▶ [TASK BRIEF]:
Please give the data below again in full, exactly as it stands.

▶ [RECORDS TO USE]:

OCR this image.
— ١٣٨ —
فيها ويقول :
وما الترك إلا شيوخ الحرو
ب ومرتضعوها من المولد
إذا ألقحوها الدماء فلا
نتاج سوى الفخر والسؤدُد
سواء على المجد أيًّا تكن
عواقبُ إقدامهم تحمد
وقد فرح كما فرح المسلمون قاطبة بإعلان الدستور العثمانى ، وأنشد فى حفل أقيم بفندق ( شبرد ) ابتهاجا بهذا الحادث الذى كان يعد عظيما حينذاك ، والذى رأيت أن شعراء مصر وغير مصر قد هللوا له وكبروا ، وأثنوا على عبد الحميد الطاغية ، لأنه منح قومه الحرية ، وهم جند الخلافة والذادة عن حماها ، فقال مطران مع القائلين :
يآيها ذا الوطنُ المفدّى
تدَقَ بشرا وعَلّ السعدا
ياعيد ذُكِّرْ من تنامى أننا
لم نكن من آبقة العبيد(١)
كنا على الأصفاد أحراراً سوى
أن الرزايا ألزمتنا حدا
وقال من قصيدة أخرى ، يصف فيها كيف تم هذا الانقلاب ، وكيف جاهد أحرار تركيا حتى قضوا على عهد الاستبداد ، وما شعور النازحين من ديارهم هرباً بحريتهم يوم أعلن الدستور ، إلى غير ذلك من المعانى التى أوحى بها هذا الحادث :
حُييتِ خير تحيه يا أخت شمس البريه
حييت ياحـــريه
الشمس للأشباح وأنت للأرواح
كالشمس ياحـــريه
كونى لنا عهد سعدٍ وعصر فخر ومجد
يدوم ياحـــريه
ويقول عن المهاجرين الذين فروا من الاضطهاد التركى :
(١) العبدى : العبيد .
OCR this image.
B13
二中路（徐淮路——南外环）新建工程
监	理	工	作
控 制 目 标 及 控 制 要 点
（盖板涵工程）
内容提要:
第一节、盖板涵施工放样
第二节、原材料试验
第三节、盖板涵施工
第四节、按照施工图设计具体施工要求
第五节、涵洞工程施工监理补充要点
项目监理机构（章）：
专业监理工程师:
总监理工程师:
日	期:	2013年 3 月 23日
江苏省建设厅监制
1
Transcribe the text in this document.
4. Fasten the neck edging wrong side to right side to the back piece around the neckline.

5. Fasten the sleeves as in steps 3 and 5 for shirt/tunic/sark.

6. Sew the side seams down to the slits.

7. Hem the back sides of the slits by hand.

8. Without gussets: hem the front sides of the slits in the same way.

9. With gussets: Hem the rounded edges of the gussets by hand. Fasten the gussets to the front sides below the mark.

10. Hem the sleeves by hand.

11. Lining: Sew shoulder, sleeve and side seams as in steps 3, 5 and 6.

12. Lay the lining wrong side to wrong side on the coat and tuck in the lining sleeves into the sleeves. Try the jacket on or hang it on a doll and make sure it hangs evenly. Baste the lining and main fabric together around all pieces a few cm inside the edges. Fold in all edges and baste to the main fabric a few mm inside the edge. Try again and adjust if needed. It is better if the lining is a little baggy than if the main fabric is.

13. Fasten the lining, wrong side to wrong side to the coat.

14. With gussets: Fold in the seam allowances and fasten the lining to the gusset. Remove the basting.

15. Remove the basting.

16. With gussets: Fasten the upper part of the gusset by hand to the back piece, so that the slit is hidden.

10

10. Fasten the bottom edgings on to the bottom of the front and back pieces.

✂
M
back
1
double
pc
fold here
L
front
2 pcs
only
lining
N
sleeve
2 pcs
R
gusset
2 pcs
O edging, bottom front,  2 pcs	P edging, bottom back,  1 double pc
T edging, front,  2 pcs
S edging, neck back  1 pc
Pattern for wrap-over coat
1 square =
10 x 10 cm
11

▶ [REPLY TO THE TASK]:
OCR this image.
— ١٣٨ —
فيها ويقول :
وما الترك إلا شيوخ الحرو
ب ومرتضعوها من المولد
إذا ألقحوها الدماء فلا
نتاج سوى الفخر والسؤدُد
سواء على المجد أيًّا تكن
عواقبُ إقدامهم تحمد
وقد فرح كما فرح المسلمون قاطبة بإعلان الدستور العثمانى ، وأنشد فى حفل أقيم بفندق ( شبرد ) ابتهاجا بهذا الحادث الذى كان يعد عظيما حينذاك ، والذى رأيت أن شعراء مصر وغير مصر قد هللوا له وكبروا ، وأثنوا على عبد الحميد الطاغية ، لأنه منح قومه الحرية ، وهم جند الخلافة والذادة عن حماها ، فقال مطران مع القائلين :
يآيها ذا الوطنُ المفدّى
تدَقَ بشرا وعَلّ السعدا
ياعيد ذُكِّرْ من تنامى أننا
لم نكن من آبقة العبيد(١)
كنا على الأصفاد أحراراً سوى
أن الرزايا ألزمتنا حدا
وقال من قصيدة أخرى ، يصف فيها كيف تم هذا الانقلاب ، وكيف جاهد أحرار تركيا حتى قضوا على عهد الاستبداد ، وما شعور النازحين من ديارهم هرباً بحريتهم يوم أعلن الدستور ، إلى غير ذلك من المعانى التى أوحى بها هذا الحادث :
حُييتِ خير تحيه يا أخت شمس البريه
حييت ياحـــريه
الشمس للأشباح وأنت للأرواح
كالشمس ياحـــريه
كونى لنا عهد سعدٍ وعصر فخر ومجد
يدوم ياحـــريه
ويقول عن المهاجرين الذين فروا من الاضطهاد التركى :
(١) العبدى : العبيد .
OCR this image.
B13
二中路（徐淮路——南外环）新建工程
监	理	工	作
控 制 目 标 及 控 制 要 点
（盖板涵工程）
内容提要:
第一节、盖板涵施工放样
第二节、原材料试验
第三节、盖板涵施工
第四节、按照施工图设计具体施工要求
第五节、涵洞工程施工监理补充要点
项目监理机构（章）：
专业监理工程师:
总监理工程师:
日	期:	2013年 3 月 23日
江苏省建设厅监制
1
Transcribe the text in this document.
4. Fasten the neck edging wrong side to right side to the back piece around the neckline.

5. Fasten the sleeves as in steps 3 and 5 for shirt/tunic/sark.

6. Sew the side seams down to the slits.

7. Hem the back sides of the slits by hand.

8. Without gussets: hem the front sides of the slits in the same way.

9. With gussets: Hem the rounded edges of the gussets by hand. Fasten the gussets to the front sides below the mark.

10. Hem the sleeves by hand.

11. Lining: Sew shoulder, sleeve and side seams as in steps 3, 5 and 6.

12. Lay the lining wrong side to wrong side on the coat and tuck in the lining sleeves into the sleeves. Try the jacket on or hang it on a doll and make sure it hangs evenly. Baste the lining and main fabric together around all pieces a few cm inside the edges. Fold in all edges and baste to the main fabric a few mm inside the edge. Try again and adjust if needed. It is better if the lining is a little baggy than if the main fabric is.

13. Fasten the lining, wrong side to wrong side to the coat.

14. With gussets: Fold in the seam allowances and fasten the lining to the gusset. Remove the basting.

15. Remove the basting.

16. With gussets: Fasten the upper part of the gusset by hand to the back piece, so that the slit is hidden.

10

10. Fasten the bottom edgings on to the bottom of the front and back pieces.

✂
M
back
1
double
pc
fold here
L
front
2 pcs
only
lining
N
sleeve
2 pcs
R
gusset
2 pcs
O edging, bottom front,  2 pcs	P edging, bottom back,  1 double pc
T edging, front,  2 pcs
S edging, neck back  1 pc
Pattern for wrap-over coat
1 square =
10 x 10 cm
11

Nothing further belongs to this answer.